- SET PROBLEM
Print every item below verbatim, reproducing each line without any change.

══════

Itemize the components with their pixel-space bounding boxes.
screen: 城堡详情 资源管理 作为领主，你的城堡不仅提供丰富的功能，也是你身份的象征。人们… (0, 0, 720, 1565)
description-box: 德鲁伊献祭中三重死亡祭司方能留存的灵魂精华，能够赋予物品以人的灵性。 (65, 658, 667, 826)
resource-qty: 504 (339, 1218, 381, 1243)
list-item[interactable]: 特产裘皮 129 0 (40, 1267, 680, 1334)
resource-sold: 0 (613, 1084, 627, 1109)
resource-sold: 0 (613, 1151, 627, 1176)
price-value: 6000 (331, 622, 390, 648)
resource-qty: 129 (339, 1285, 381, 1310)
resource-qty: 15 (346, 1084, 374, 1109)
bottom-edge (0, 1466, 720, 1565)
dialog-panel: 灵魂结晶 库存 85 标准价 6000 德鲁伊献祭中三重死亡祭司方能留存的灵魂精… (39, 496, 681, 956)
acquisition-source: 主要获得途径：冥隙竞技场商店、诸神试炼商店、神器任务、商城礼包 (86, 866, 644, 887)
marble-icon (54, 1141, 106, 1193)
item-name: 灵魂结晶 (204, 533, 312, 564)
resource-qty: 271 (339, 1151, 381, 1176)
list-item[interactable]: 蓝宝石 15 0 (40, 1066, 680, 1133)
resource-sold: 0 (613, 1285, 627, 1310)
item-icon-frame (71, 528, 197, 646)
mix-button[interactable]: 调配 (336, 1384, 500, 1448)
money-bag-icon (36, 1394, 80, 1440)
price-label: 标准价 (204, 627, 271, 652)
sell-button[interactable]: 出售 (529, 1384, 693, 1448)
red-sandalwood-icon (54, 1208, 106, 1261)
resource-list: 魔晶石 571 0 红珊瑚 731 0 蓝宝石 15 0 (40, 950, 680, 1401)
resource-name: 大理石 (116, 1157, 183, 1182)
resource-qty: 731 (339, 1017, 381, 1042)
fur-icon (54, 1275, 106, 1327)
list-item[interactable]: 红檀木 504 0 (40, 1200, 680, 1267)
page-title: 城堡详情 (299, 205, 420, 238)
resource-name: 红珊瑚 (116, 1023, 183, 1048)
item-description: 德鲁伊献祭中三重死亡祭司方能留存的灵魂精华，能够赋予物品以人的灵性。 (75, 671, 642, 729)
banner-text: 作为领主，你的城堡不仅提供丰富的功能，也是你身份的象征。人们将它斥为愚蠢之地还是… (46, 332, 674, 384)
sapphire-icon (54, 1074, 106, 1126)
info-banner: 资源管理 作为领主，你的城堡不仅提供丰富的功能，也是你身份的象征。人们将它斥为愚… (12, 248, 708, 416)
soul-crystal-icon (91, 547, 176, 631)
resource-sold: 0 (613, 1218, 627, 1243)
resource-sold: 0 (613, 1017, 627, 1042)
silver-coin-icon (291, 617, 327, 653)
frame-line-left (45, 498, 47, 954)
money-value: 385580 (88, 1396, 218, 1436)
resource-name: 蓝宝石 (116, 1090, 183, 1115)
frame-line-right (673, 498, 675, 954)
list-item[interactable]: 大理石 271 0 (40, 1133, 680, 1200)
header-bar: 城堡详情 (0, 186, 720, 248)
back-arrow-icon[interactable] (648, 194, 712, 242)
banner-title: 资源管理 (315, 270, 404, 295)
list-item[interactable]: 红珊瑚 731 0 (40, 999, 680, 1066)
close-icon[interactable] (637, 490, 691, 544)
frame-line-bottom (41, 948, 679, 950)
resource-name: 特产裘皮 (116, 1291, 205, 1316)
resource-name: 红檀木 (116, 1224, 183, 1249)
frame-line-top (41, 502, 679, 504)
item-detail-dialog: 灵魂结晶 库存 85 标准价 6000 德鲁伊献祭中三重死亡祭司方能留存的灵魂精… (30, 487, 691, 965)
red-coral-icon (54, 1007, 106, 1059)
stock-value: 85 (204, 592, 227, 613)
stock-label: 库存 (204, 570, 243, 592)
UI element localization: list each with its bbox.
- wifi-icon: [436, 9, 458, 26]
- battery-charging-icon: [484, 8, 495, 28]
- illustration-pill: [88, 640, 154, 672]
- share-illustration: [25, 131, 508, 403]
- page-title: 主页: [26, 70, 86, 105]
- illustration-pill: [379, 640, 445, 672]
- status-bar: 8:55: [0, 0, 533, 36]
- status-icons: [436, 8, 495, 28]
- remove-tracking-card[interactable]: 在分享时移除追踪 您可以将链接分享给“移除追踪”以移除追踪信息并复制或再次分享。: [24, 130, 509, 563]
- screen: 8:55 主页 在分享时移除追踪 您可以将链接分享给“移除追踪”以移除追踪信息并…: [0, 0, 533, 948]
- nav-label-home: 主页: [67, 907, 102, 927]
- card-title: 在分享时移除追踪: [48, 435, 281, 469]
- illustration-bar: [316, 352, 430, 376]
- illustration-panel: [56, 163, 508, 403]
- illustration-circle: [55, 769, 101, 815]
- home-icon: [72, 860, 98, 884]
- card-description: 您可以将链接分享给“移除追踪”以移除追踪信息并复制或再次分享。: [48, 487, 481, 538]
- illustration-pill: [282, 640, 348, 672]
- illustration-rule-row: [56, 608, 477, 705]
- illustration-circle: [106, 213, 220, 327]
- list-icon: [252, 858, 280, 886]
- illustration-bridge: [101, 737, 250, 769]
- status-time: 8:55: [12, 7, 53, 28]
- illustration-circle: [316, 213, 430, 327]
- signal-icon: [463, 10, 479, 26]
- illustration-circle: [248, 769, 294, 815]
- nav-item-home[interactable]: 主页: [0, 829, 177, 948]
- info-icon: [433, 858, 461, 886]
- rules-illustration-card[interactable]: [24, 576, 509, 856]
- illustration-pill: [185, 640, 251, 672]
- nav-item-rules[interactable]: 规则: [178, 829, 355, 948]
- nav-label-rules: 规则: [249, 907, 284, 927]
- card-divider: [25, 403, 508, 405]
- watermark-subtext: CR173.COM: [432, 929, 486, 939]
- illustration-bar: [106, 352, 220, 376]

══════

- FINISHED TASK
Itemize the components with their pixel-space bounding boxes.
screen: 城堡详情 资源管理 作为领主，你的城堡不仅提供丰富的功能，也是你身份的象征。人们… (0, 0, 720, 1565)
description-box: 德鲁伊献祭中三重死亡祭司方能留存的灵魂精华，能够赋予物品以人的灵性。 (65, 658, 667, 826)
resource-qty: 504 (339, 1218, 381, 1243)
list-item[interactable]: 特产裘皮 129 0 (40, 1267, 680, 1334)
resource-sold: 0 (613, 1084, 627, 1109)
resource-sold: 0 (613, 1151, 627, 1176)
price-value: 6000 (331, 622, 390, 648)
resource-qty: 129 (339, 1285, 381, 1310)
resource-qty: 15 (346, 1084, 374, 1109)
bottom-edge (0, 1466, 720, 1565)
dialog-panel: 灵魂结晶 库存 85 标准价 6000 德鲁伊献祭中三重死亡祭司方能留存的灵魂精… (39, 496, 681, 956)
acquisition-source: 主要获得途径：冥隙竞技场商店、诸神试炼商店、神器任务、商城礼包 (86, 866, 644, 887)
marble-icon (54, 1141, 106, 1193)
item-name: 灵魂结晶 (204, 533, 312, 564)
resource-qty: 271 (339, 1151, 381, 1176)
list-item[interactable]: 蓝宝石 15 0 (40, 1066, 680, 1133)
resource-sold: 0 (613, 1285, 627, 1310)
item-icon-frame (71, 528, 197, 646)
mix-button[interactable]: 调配 (336, 1384, 500, 1448)
money-bag-icon (36, 1394, 80, 1440)
price-label: 标准价 (204, 627, 271, 652)
sell-button[interactable]: 出售 (529, 1384, 693, 1448)
red-sandalwood-icon (54, 1208, 106, 1261)
resource-list: 魔晶石 571 0 红珊瑚 731 0 蓝宝石 15 0 (40, 950, 680, 1401)
resource-name: 大理石 (116, 1157, 183, 1182)
resource-qty: 731 (339, 1017, 381, 1042)
fur-icon (54, 1275, 106, 1327)
list-item[interactable]: 红檀木 504 0 (40, 1200, 680, 1267)
page-title: 城堡详情 (299, 205, 420, 238)
resource-name: 红珊瑚 (116, 1023, 183, 1048)
item-description: 德鲁伊献祭中三重死亡祭司方能留存的灵魂精华，能够赋予物品以人的灵性。 (75, 671, 642, 729)
banner-text: 作为领主，你的城堡不仅提供丰富的功能，也是你身份的象征。人们将它斥为愚蠢之地还是… (46, 332, 674, 384)
sapphire-icon (54, 1074, 106, 1126)
info-banner: 资源管理 作为领主，你的城堡不仅提供丰富的功能，也是你身份的象征。人们将它斥为愚… (12, 248, 708, 416)
soul-crystal-icon (91, 547, 176, 631)
resource-sold: 0 (613, 1218, 627, 1243)
resource-sold: 0 (613, 1017, 627, 1042)
silver-coin-icon (291, 617, 327, 653)
frame-line-left (45, 498, 47, 954)
money-value: 385580 (88, 1396, 218, 1436)
resource-name: 蓝宝石 (116, 1090, 183, 1115)
frame-line-right (673, 498, 675, 954)
list-item[interactable]: 大理石 271 0 (40, 1133, 680, 1200)
header-bar: 城堡详情 (0, 186, 720, 248)
back-arrow-icon[interactable] (648, 194, 712, 242)
banner-title: 资源管理 (315, 270, 404, 295)
list-item[interactable]: 红珊瑚 731 0 (40, 999, 680, 1066)
close-icon[interactable] (637, 490, 691, 544)
frame-line-bottom (41, 948, 679, 950)
resource-name: 特产裘皮 (116, 1291, 205, 1316)
resource-name: 红檀木 (116, 1224, 183, 1249)
frame-line-top (41, 502, 679, 504)
item-detail-dialog: 灵魂结晶 库存 85 标准价 6000 德鲁伊献祭中三重死亡祭司方能留存的灵魂精… (30, 487, 691, 965)
red-coral-icon (54, 1007, 106, 1059)
stock-value: 85 (204, 592, 227, 613)
stock-label: 库存 (204, 570, 243, 592)
UI element localization: list each with its bbox.
- wifi-icon: [436, 9, 458, 26]
- battery-charging-icon: [484, 8, 495, 28]
- illustration-pill: [88, 640, 154, 672]
- share-illustration: [25, 131, 508, 403]
- page-title: 主页: [26, 70, 86, 105]
- illustration-pill: [379, 640, 445, 672]
- status-bar: 8:55: [0, 0, 533, 36]
- status-icons: [436, 8, 495, 28]
- remove-tracking-card[interactable]: 在分享时移除追踪 您可以将链接分享给“移除追踪”以移除追踪信息并复制或再次分享。: [24, 130, 509, 563]
- screen: 8:55 主页 在分享时移除追踪 您可以将链接分享给“移除追踪”以移除追踪信息并…: [0, 0, 533, 948]
- nav-label-home: 主页: [67, 907, 102, 927]
- card-title: 在分享时移除追踪: [48, 435, 281, 469]
- illustration-bar: [316, 352, 430, 376]
- illustration-panel: [56, 163, 508, 403]
- illustration-circle: [55, 769, 101, 815]
- home-icon: [72, 860, 98, 884]
- card-description: 您可以将链接分享给“移除追踪”以移除追踪信息并复制或再次分享。: [48, 487, 481, 538]
- illustration-pill: [282, 640, 348, 672]
- illustration-rule-row: [56, 608, 477, 705]
- illustration-circle: [106, 213, 220, 327]
- list-icon: [252, 858, 280, 886]
- illustration-bridge: [101, 737, 250, 769]
- status-time: 8:55: [12, 7, 53, 28]
- illustration-circle: [316, 213, 430, 327]
- signal-icon: [463, 10, 479, 26]
- illustration-circle: [248, 769, 294, 815]
- nav-item-home[interactable]: 主页: [0, 829, 177, 948]
- info-icon: [433, 858, 461, 886]
- rules-illustration-card[interactable]: [24, 576, 509, 856]
- illustration-pill: [185, 640, 251, 672]
- nav-item-rules[interactable]: 规则: [178, 829, 355, 948]
- nav-label-rules: 规则: [249, 907, 284, 927]
- card-divider: [25, 403, 508, 405]
- watermark-subtext: CR173.COM: [432, 929, 486, 939]
- illustration-bar: [106, 352, 220, 376]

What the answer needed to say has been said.